## Work to complete
Can you find the lines of the listing that include "Period" and copy every one?

---+---

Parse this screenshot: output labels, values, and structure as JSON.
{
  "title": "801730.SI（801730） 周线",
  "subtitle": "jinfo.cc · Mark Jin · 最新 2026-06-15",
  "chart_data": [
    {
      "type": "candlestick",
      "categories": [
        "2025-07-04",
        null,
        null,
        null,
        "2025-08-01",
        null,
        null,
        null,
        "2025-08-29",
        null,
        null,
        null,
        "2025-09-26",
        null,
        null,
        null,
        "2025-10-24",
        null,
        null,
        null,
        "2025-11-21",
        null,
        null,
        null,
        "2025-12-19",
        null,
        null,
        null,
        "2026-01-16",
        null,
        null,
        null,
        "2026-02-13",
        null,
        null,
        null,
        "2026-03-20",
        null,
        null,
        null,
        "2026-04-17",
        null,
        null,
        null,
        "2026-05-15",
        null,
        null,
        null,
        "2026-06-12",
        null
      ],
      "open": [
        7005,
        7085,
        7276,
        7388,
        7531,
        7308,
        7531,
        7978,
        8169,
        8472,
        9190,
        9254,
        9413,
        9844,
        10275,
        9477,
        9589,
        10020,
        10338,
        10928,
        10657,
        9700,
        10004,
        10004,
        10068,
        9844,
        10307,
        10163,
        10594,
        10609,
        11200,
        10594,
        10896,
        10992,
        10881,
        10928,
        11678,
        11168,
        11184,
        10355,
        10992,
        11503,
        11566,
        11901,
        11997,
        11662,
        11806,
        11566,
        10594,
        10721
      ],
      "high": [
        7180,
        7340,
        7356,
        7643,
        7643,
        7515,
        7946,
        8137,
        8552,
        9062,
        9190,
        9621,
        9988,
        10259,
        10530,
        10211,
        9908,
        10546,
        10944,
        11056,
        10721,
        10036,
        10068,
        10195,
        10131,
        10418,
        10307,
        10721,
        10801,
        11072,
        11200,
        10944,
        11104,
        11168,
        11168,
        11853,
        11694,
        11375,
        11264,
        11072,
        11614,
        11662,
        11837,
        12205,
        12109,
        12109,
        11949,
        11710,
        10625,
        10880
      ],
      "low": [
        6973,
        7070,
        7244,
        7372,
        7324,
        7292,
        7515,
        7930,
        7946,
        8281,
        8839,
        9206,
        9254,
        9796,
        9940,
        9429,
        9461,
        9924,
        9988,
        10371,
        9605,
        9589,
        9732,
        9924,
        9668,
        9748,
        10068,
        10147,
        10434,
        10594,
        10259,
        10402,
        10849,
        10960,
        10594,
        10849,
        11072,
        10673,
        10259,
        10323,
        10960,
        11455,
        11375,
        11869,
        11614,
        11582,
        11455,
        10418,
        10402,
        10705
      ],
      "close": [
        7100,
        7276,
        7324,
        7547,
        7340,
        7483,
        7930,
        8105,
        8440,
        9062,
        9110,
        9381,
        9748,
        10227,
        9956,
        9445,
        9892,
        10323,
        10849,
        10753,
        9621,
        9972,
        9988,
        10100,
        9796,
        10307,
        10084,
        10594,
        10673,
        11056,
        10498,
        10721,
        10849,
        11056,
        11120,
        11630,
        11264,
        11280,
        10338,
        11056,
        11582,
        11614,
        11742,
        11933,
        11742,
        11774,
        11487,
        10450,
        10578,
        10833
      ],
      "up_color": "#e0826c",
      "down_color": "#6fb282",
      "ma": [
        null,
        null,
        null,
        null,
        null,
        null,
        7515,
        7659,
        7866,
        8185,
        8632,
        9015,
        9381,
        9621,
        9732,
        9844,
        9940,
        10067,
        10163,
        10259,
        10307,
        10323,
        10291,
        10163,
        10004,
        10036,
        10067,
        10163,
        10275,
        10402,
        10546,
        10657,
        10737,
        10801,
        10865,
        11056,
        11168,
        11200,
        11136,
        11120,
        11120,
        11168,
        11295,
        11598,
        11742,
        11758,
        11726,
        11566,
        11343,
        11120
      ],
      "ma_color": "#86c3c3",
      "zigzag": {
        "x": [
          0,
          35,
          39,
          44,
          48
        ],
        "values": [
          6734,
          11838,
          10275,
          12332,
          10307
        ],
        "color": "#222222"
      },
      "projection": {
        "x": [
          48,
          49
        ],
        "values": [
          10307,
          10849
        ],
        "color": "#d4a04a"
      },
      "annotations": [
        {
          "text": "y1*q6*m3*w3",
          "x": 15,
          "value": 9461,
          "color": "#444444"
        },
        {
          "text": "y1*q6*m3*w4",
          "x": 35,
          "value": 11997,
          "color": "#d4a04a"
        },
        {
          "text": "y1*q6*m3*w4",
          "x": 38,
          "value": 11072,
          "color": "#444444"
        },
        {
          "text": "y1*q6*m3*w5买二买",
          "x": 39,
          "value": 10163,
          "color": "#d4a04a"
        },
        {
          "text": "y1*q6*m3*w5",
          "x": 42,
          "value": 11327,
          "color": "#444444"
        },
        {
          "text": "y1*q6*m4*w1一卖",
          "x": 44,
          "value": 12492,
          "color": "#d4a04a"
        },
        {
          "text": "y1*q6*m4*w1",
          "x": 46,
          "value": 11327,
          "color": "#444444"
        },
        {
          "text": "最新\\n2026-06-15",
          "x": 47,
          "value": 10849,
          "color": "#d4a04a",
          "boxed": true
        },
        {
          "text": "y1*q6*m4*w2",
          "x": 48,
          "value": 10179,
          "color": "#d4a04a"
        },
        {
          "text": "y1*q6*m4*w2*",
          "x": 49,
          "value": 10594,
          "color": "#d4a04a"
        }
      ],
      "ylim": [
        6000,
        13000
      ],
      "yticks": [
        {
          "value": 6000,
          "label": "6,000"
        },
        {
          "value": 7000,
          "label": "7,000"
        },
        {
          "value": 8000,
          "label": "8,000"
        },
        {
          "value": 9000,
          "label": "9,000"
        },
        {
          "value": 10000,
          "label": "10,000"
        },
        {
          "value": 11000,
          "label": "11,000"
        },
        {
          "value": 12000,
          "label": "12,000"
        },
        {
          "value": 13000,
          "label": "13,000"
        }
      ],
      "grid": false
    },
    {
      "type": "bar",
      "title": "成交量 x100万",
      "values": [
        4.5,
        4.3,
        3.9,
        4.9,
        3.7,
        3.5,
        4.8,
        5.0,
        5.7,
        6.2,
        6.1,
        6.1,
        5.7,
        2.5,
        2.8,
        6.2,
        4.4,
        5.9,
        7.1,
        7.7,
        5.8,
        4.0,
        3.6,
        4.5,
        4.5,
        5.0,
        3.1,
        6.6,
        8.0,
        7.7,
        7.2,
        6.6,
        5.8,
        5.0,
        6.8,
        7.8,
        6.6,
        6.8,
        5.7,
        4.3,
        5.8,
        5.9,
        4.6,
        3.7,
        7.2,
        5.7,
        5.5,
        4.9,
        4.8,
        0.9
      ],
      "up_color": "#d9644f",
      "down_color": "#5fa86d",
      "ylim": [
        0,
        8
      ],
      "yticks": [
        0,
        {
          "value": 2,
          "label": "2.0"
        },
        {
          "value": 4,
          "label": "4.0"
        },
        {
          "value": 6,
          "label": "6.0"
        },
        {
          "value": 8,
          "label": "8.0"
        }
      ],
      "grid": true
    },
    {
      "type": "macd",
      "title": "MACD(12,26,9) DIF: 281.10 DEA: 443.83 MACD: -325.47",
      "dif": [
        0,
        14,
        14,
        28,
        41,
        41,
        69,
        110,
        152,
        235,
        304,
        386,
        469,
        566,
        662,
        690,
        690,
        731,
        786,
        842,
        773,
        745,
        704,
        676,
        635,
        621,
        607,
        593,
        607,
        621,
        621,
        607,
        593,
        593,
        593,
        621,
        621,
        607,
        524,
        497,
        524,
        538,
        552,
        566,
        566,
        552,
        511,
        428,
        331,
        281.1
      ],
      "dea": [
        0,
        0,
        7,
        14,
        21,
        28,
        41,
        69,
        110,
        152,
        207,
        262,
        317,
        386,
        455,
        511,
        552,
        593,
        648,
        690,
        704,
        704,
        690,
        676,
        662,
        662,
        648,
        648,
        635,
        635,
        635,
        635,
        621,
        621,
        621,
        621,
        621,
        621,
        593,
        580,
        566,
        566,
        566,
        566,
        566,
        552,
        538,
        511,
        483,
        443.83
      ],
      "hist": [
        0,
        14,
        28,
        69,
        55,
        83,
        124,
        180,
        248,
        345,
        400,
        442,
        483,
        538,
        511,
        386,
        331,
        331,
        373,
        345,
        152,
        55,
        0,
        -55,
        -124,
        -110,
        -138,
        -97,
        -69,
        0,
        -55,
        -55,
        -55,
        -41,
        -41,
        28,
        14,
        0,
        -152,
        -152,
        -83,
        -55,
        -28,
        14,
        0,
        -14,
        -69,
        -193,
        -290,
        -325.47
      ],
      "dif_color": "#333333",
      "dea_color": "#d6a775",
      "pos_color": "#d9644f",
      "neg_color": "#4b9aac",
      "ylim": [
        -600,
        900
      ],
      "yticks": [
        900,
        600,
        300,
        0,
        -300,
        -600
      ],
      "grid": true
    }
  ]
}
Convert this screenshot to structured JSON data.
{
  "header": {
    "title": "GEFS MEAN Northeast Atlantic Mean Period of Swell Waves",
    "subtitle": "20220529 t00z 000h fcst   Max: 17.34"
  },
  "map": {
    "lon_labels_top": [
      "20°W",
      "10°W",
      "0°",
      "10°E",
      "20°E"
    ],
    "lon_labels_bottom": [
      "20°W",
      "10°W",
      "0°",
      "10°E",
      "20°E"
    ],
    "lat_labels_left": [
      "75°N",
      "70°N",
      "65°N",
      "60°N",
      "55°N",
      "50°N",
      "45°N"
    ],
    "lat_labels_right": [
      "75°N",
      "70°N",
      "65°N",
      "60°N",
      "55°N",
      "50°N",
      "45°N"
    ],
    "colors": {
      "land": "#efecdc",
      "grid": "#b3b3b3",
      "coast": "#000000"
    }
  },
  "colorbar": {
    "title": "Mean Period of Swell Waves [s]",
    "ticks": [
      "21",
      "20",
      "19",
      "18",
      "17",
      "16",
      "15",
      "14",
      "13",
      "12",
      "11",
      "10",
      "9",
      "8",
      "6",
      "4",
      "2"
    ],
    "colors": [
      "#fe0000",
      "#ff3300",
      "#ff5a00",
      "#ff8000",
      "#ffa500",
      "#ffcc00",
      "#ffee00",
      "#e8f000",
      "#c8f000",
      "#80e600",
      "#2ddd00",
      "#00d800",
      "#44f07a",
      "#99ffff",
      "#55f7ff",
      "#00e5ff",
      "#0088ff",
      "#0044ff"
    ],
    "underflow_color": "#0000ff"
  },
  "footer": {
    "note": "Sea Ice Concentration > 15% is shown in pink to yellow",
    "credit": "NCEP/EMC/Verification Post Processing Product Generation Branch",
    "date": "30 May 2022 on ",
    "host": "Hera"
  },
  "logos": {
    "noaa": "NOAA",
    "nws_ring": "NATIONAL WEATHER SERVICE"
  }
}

---+---

## Solution to this task
    "title": "GEFS MEAN Northeast Atlantic Mean Period of Swell Waves",
    "title": "Mean Period of Swell Waves [s]",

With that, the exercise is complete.